Records from a collection:
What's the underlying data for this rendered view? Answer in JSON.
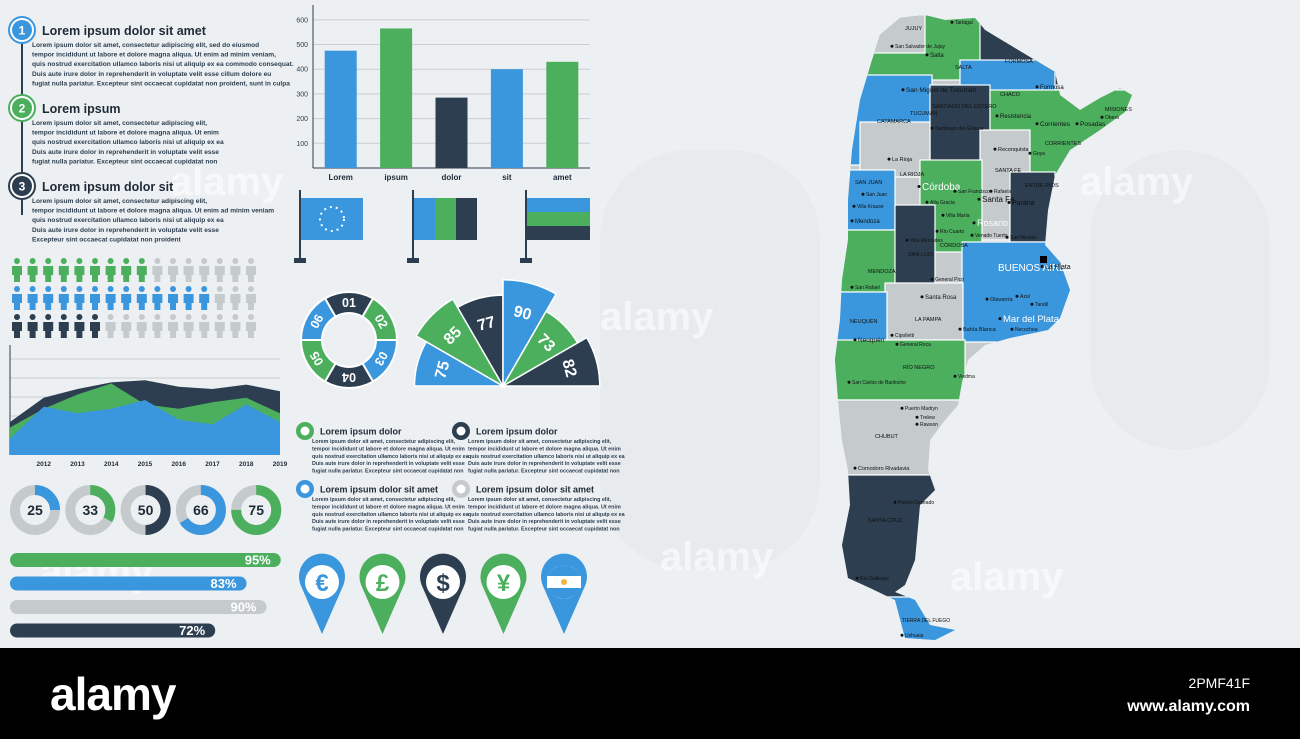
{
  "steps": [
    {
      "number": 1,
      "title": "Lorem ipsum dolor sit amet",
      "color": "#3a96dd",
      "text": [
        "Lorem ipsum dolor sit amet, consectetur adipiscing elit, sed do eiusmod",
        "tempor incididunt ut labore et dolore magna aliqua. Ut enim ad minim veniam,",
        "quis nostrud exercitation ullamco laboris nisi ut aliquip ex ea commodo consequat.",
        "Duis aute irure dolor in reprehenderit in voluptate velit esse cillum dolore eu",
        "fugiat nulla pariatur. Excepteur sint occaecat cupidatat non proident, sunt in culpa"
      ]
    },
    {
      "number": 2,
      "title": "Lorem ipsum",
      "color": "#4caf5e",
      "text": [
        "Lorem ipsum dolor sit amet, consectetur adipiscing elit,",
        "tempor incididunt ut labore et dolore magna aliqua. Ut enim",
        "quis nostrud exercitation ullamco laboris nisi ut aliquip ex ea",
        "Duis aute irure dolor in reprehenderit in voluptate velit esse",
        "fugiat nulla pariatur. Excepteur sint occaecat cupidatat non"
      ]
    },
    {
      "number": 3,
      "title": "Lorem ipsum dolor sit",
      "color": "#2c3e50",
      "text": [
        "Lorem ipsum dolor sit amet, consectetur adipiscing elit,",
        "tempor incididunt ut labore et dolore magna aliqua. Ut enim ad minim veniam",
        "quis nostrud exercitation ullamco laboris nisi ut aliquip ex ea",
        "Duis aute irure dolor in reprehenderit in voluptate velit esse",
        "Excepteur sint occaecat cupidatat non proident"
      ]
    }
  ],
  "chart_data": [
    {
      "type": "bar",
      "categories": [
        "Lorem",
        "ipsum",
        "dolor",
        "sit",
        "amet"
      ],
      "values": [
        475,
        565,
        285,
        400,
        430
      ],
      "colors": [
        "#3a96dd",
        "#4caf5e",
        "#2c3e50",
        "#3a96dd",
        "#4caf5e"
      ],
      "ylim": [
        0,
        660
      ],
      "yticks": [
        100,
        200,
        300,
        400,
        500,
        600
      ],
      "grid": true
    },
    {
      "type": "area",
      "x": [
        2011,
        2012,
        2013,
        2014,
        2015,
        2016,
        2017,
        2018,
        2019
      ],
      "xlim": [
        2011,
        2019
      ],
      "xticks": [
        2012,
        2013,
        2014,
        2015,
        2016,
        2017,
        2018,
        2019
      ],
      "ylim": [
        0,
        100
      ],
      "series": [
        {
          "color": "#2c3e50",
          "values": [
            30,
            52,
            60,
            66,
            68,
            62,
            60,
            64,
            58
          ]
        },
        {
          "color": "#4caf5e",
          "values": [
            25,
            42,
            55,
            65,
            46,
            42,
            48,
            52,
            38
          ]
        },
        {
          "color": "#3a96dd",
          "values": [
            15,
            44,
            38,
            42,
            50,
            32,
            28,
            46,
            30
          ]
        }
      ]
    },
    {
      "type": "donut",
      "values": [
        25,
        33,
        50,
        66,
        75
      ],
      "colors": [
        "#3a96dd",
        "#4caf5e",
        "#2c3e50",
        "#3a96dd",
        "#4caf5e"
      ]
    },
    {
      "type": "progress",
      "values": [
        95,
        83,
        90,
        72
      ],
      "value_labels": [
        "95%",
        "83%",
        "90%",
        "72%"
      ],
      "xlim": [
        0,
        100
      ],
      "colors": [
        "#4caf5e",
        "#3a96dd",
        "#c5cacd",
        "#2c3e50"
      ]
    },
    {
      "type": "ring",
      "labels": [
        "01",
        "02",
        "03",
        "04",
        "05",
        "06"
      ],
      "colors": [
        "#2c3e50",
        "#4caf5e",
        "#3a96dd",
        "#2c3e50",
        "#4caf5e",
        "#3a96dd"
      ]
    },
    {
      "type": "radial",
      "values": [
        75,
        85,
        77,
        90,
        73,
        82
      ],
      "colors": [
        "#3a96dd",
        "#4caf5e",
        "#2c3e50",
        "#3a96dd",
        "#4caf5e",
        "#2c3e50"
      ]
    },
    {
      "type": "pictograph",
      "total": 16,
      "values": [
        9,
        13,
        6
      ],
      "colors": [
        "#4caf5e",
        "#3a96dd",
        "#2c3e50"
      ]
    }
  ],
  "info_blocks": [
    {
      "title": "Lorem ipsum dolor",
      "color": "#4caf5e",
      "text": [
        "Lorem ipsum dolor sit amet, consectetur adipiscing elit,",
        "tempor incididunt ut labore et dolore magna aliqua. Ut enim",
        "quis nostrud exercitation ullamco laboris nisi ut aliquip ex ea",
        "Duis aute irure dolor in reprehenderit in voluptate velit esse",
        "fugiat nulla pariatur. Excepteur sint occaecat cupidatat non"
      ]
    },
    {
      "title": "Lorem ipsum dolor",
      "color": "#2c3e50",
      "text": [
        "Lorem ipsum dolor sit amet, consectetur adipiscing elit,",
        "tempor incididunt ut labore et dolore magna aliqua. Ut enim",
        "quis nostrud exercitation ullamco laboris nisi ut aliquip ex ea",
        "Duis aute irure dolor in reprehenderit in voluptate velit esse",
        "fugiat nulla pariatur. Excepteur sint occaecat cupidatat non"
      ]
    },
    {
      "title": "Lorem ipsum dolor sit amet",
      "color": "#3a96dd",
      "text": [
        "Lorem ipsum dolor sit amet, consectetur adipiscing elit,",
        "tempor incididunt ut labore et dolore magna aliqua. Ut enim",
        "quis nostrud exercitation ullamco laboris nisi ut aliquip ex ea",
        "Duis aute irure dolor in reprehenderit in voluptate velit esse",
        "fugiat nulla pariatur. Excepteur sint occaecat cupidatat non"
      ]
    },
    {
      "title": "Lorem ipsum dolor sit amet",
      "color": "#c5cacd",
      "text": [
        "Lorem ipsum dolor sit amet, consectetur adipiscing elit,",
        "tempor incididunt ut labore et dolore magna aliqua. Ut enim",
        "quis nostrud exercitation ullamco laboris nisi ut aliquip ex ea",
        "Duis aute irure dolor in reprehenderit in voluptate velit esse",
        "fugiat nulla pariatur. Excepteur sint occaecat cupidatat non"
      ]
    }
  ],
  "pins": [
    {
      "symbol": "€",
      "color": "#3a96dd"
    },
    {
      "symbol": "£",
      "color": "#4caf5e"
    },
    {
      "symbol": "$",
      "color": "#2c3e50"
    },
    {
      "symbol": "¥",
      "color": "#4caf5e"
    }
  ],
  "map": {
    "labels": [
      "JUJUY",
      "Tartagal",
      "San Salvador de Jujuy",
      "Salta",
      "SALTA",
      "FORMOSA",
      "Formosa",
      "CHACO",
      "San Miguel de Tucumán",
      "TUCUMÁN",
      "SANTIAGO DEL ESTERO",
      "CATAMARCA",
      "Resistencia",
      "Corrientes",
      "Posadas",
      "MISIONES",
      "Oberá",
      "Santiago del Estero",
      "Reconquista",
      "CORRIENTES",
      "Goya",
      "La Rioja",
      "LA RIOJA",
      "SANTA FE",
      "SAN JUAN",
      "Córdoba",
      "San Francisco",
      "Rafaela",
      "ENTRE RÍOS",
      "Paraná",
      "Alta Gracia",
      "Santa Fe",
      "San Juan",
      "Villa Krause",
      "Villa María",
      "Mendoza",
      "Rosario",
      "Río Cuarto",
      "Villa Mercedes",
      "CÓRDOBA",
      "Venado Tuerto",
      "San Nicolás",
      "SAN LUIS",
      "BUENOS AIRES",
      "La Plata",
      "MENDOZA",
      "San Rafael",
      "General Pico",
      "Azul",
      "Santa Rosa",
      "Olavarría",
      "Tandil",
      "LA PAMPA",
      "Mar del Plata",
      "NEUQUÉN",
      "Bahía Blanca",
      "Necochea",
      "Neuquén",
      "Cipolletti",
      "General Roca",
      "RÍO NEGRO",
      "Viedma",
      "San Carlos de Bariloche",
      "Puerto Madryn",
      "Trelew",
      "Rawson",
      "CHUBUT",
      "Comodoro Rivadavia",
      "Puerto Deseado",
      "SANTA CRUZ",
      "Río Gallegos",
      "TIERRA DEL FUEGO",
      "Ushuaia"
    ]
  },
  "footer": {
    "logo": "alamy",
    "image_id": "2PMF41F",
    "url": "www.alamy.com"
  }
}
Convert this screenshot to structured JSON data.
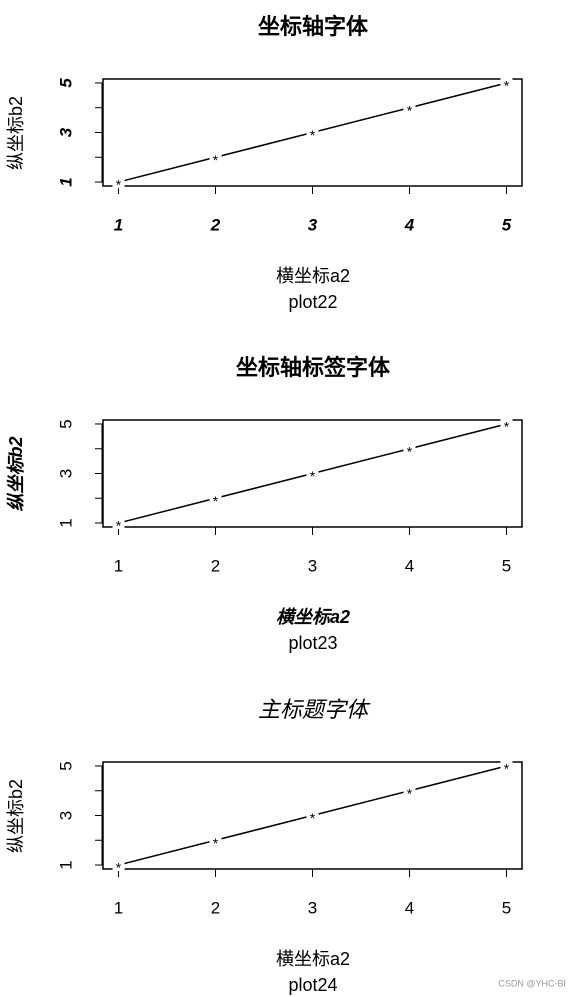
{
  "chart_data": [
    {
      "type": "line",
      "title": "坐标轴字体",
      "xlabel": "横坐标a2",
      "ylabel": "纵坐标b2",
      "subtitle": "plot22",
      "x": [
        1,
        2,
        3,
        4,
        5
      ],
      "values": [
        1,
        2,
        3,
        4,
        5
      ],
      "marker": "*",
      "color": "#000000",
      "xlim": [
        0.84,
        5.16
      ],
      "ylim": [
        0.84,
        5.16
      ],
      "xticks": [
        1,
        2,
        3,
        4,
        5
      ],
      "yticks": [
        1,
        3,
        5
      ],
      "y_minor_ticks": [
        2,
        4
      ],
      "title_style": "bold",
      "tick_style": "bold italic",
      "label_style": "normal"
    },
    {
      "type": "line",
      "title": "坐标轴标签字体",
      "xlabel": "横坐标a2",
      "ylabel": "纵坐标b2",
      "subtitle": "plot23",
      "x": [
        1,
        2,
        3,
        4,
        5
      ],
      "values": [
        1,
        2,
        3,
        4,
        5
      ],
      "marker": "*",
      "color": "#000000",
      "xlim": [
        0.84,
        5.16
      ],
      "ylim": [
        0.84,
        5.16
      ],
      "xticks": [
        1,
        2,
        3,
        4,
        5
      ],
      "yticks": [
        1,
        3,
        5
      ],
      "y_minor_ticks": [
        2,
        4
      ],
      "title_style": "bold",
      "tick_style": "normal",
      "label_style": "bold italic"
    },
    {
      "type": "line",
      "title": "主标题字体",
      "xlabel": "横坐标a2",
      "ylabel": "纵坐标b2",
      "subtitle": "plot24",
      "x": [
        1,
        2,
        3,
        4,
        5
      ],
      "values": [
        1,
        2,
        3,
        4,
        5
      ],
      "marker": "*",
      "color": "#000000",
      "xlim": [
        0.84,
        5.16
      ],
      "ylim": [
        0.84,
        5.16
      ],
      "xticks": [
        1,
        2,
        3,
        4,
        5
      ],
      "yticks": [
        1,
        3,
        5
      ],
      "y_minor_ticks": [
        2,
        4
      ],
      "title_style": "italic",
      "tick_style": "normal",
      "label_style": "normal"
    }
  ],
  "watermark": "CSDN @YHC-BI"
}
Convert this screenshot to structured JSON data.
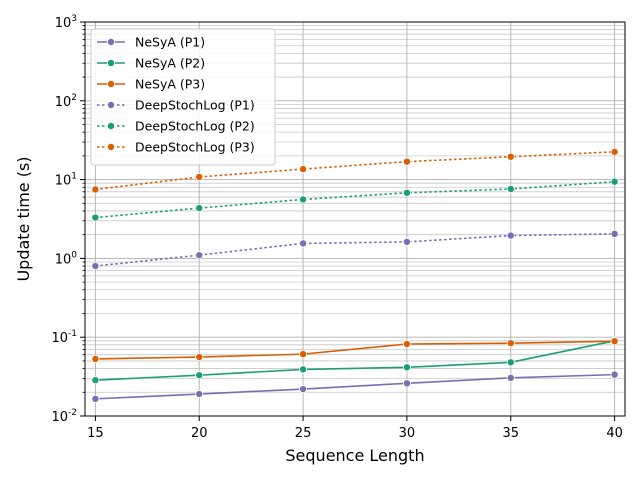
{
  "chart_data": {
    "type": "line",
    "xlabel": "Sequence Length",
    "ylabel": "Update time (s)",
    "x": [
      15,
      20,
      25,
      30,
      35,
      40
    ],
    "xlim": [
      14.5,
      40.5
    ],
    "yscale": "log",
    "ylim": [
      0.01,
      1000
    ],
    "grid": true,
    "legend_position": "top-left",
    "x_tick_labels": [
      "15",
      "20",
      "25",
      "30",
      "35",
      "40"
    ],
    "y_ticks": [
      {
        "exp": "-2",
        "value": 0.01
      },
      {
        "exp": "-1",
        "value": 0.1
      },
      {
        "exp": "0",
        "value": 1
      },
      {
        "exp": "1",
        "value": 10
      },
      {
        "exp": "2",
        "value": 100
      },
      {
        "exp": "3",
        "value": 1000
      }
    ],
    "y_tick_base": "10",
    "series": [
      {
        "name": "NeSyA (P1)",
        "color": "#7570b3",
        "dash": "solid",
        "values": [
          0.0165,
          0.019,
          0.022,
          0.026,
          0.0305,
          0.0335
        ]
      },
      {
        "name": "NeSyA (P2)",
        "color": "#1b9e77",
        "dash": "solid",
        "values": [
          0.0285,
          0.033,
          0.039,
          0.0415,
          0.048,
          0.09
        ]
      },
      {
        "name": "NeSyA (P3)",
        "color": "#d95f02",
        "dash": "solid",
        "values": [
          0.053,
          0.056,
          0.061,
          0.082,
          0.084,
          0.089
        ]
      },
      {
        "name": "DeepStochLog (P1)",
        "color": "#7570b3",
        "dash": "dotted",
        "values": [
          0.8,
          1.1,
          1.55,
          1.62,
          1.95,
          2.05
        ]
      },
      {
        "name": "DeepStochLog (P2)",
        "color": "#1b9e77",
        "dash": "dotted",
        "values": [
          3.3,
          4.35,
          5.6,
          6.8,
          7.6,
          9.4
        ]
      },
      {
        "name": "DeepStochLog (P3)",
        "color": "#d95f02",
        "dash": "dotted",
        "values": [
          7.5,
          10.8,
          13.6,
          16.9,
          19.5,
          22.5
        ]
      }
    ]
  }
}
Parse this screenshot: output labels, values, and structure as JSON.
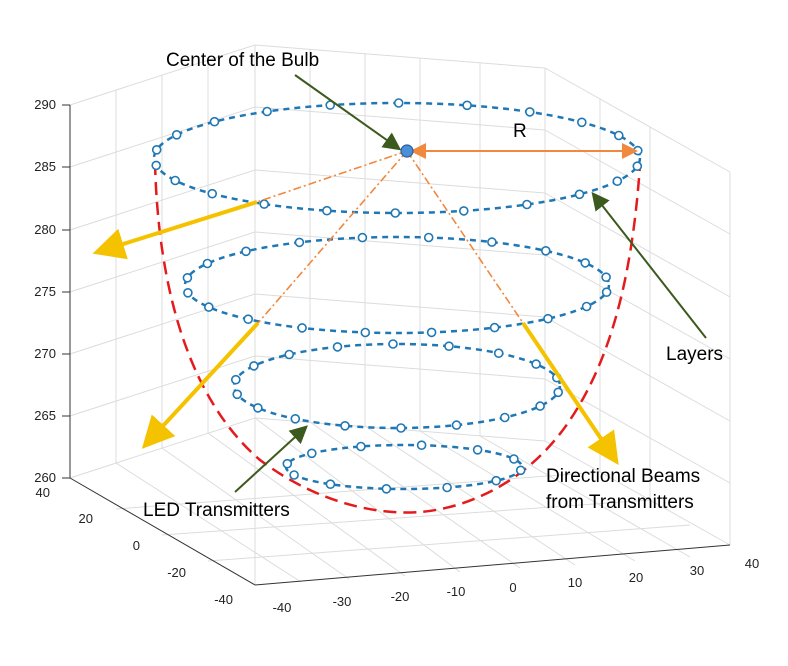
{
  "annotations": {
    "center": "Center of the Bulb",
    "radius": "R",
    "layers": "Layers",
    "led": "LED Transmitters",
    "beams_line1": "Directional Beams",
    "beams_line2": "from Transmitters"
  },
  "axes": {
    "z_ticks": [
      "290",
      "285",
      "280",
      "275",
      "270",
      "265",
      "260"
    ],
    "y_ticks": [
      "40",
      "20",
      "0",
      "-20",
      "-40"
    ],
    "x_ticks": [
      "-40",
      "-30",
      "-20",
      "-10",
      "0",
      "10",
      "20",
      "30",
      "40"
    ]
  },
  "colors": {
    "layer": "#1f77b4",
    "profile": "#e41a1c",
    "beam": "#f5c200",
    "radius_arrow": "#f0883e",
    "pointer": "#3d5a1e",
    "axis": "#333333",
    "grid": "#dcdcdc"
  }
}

#### WHAT IS BEING ASKED
Give the number of lines above in which the word "DeepStochLog" occurs, with nothing else.

#### THE REPLY
3